● Stated task
Show all lines holding "Short".
________________________
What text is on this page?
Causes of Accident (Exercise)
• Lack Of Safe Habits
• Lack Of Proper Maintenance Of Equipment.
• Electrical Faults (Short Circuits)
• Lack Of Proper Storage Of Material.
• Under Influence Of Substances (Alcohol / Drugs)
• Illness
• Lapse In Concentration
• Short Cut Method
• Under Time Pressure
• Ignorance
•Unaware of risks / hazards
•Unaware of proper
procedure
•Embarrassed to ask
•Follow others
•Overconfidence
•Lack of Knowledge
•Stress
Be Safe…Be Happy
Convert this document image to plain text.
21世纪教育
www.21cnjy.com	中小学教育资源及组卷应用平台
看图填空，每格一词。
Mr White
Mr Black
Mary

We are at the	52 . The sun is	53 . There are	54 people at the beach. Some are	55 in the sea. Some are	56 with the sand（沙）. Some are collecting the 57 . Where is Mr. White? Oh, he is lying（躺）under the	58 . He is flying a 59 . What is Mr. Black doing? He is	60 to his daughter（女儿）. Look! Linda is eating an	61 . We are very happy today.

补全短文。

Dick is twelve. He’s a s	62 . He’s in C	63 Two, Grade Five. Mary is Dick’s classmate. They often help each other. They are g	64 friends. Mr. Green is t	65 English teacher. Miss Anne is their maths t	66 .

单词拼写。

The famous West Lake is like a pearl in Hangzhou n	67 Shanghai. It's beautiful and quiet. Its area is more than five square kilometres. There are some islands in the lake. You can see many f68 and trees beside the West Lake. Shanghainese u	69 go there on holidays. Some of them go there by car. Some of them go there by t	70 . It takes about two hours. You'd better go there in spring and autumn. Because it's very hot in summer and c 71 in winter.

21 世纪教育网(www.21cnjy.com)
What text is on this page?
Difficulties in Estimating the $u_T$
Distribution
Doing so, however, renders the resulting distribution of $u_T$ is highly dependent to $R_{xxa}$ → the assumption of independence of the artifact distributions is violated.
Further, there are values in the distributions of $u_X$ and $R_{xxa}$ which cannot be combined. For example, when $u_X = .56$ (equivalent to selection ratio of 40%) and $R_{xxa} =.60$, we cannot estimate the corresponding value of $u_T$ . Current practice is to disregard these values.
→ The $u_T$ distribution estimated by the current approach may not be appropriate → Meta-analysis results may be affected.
________________________
● Solution for this exercise
• Electrical Faults (Short Circuits)
• Short Cut Method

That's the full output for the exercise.